____ MATERIALS PROVIDED

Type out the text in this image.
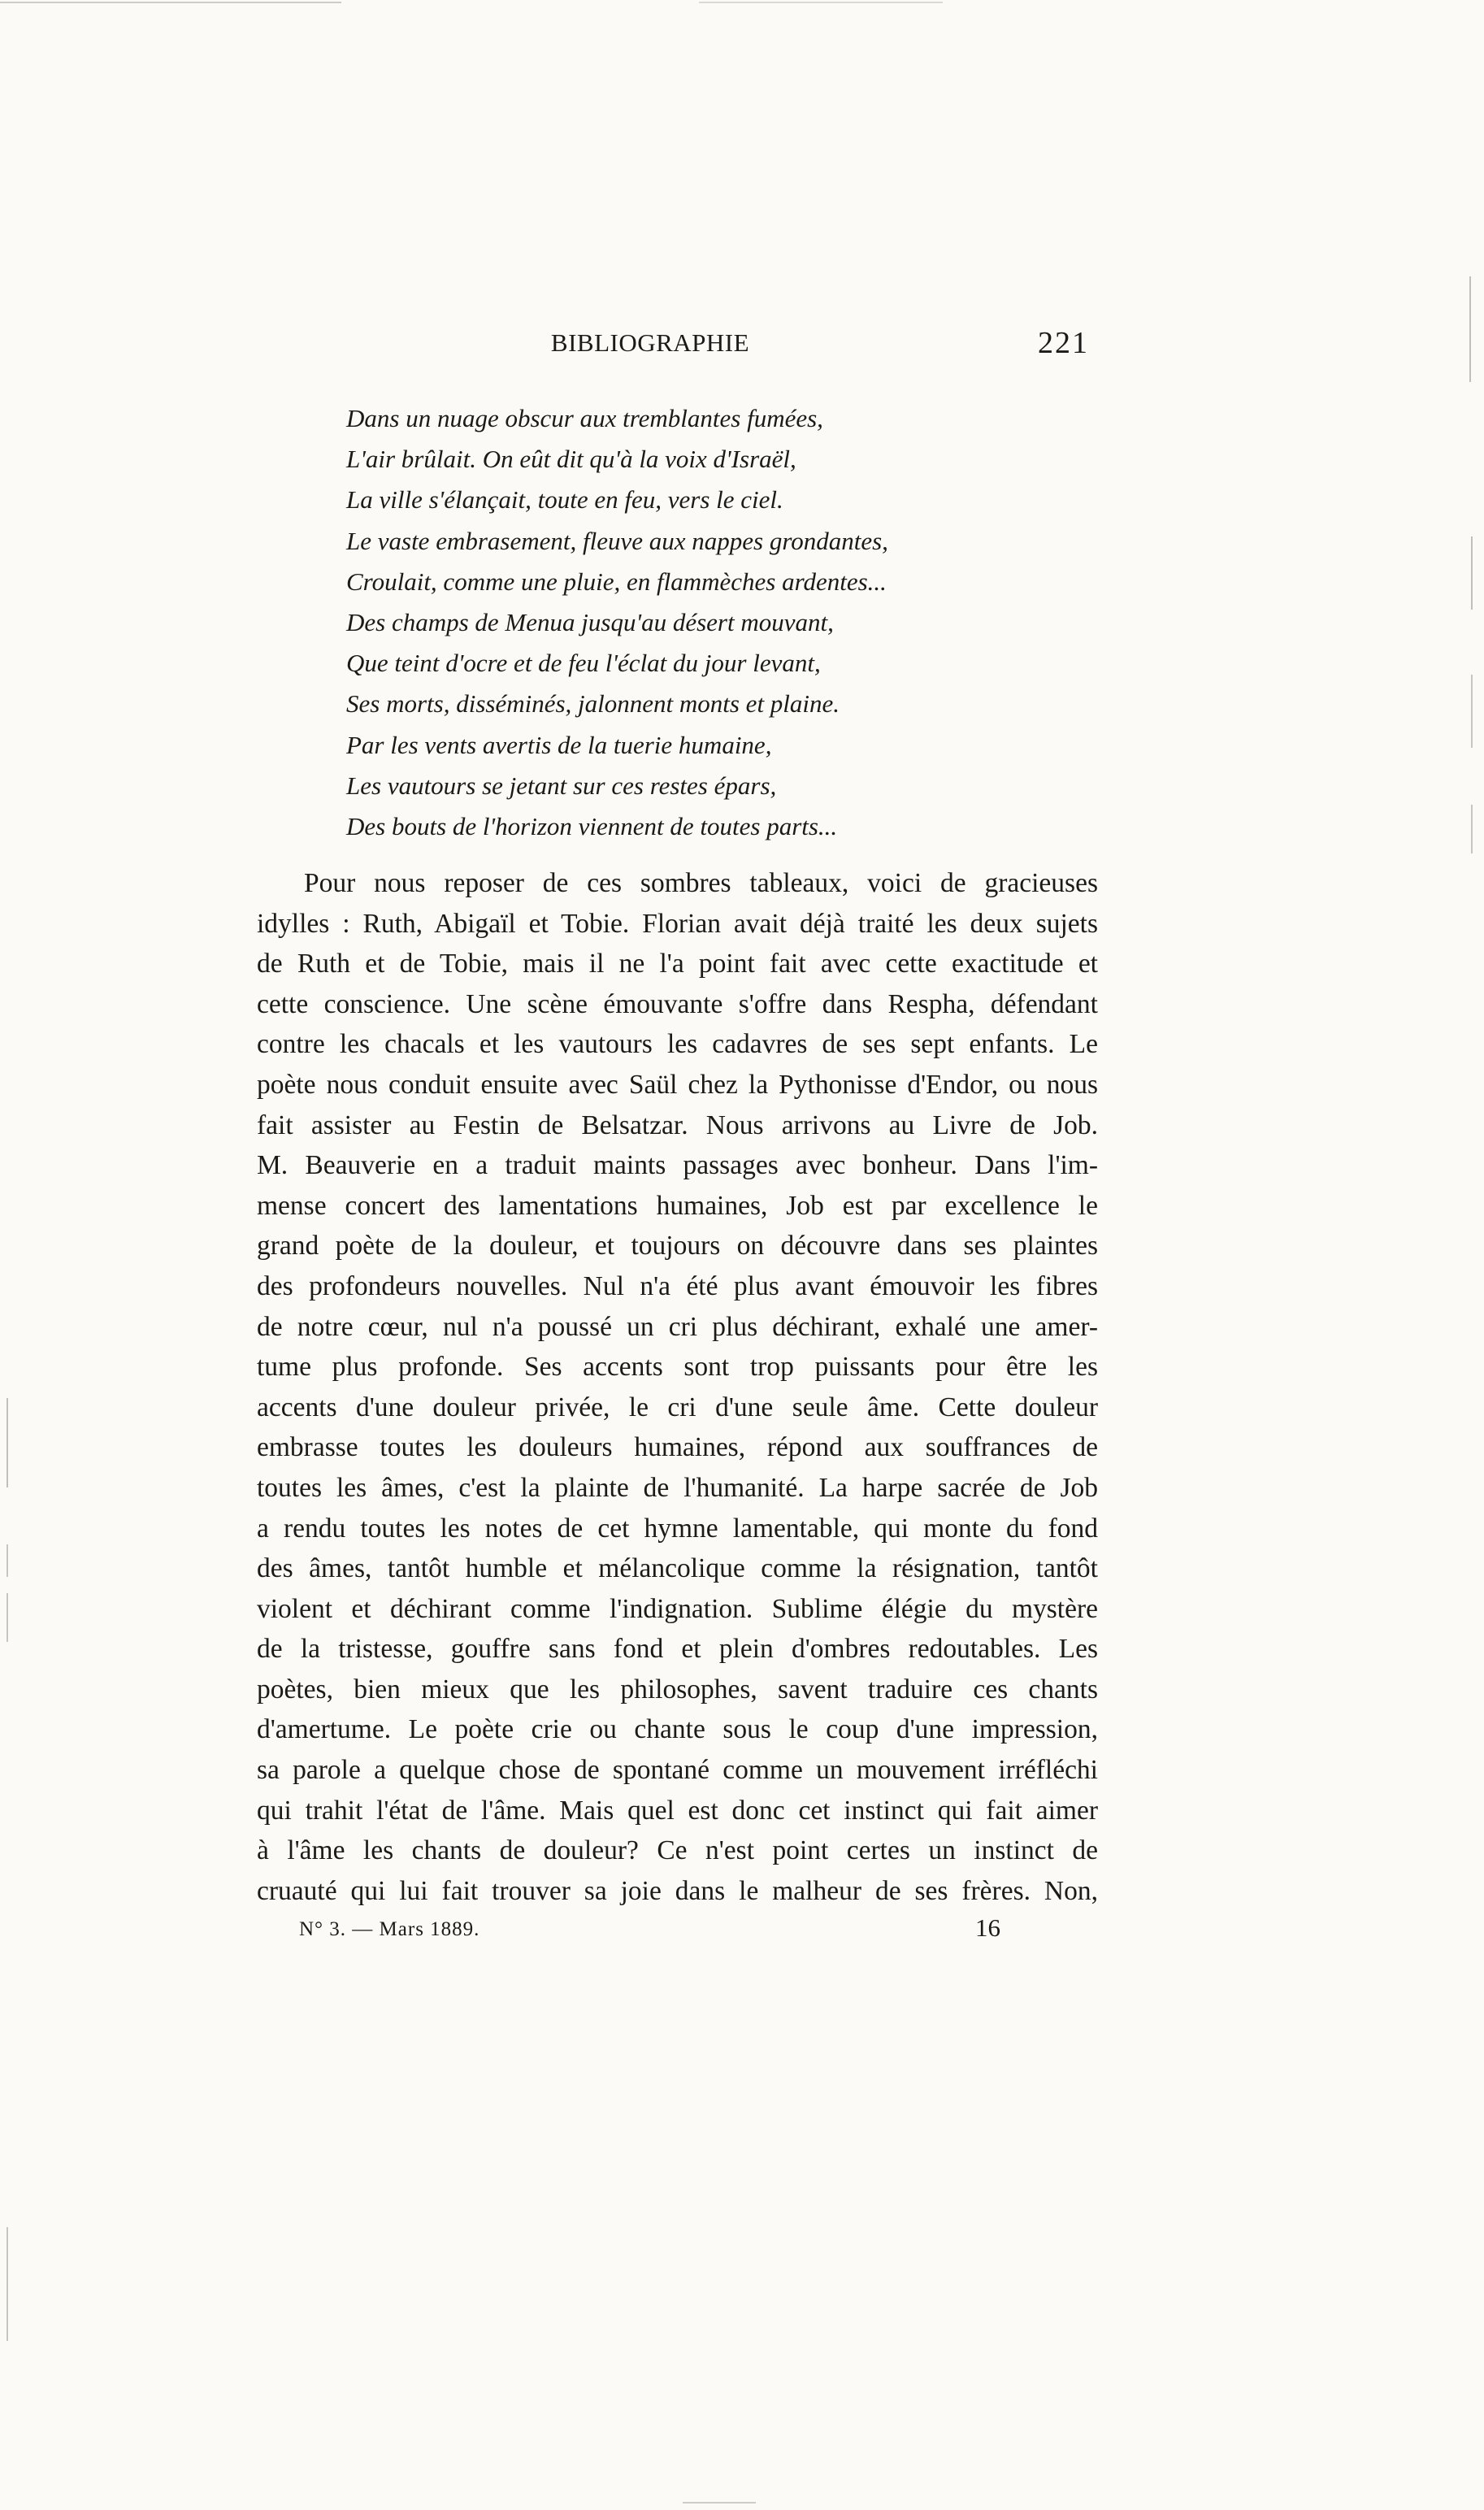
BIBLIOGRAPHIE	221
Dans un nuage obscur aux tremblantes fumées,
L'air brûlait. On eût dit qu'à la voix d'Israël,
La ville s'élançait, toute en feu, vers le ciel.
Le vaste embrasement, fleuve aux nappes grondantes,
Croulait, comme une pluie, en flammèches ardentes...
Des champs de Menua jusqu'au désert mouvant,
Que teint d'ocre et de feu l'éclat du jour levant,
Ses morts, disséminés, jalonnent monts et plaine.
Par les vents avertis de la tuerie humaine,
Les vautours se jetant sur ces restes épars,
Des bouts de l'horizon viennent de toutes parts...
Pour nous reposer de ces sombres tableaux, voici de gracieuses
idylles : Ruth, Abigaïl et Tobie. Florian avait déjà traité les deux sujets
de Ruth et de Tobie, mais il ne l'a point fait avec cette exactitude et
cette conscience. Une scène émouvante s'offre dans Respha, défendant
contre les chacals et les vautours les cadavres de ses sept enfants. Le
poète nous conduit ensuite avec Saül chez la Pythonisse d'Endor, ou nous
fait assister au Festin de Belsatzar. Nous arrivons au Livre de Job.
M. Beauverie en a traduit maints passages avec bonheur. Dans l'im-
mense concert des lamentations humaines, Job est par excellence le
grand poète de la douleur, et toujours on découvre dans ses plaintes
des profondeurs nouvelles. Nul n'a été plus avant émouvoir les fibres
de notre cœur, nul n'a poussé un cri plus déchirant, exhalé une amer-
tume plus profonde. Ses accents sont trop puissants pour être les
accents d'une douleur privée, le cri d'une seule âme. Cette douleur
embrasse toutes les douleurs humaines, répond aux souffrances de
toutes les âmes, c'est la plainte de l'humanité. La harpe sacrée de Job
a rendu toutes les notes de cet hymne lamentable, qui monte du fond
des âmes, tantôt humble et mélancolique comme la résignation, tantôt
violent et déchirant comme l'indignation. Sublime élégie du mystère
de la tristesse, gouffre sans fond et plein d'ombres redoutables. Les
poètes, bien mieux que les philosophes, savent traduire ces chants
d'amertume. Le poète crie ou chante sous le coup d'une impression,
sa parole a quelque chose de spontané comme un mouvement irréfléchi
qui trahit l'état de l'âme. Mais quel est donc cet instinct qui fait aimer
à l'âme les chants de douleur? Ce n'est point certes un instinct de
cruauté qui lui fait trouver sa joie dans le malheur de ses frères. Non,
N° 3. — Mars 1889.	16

________
____ MATERIALS PROVIDED

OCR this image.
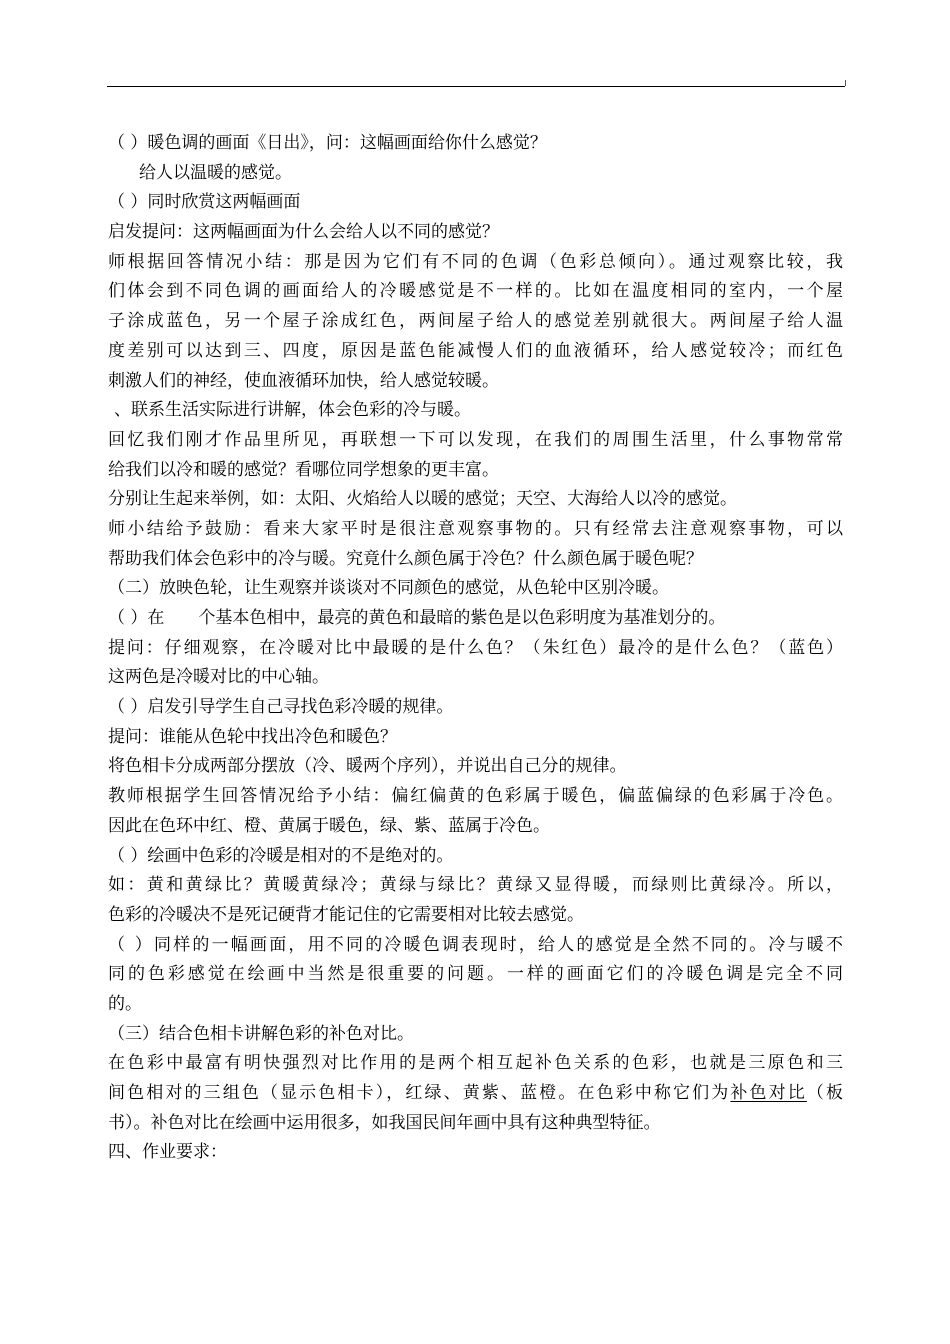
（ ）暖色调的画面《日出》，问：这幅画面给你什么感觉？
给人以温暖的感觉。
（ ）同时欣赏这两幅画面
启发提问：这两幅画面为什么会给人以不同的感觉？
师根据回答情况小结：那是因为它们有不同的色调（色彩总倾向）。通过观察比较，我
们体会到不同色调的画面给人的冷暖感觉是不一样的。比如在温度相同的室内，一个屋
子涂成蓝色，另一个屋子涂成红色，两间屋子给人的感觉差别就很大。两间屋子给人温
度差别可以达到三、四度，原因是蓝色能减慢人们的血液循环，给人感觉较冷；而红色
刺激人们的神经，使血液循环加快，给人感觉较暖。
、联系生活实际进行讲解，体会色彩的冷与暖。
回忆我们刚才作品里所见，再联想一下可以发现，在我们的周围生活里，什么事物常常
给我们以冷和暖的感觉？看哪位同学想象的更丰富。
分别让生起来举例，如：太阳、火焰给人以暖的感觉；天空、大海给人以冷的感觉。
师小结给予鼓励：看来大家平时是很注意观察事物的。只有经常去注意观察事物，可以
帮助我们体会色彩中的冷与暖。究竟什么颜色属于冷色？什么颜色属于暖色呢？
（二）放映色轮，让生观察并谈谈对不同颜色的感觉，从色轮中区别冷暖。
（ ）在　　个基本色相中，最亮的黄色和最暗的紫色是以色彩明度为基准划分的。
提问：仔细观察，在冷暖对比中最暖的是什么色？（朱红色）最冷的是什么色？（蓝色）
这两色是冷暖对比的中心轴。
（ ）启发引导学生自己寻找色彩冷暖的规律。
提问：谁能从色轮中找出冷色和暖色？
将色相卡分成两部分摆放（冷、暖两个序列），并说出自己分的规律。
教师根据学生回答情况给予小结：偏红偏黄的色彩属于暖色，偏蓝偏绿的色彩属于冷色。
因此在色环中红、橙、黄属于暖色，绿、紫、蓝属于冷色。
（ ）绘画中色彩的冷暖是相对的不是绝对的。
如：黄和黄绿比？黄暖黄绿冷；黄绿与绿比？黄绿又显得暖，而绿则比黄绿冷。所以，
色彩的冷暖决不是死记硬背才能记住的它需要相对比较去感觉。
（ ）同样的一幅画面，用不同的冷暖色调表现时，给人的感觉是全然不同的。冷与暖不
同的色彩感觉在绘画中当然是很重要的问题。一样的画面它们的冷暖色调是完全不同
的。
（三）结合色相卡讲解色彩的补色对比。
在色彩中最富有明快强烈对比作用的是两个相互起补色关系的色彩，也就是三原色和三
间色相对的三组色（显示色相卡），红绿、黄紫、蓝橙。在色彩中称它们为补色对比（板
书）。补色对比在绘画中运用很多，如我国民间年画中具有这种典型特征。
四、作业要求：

________

Pull every line containing "Tobie" from the data.

idylles : Ruth, Abigaïl et Tobie. Florian avait déjà traité les deux sujets
de Ruth et de Tobie, mais il ne l'a point fait avec cette exactitude et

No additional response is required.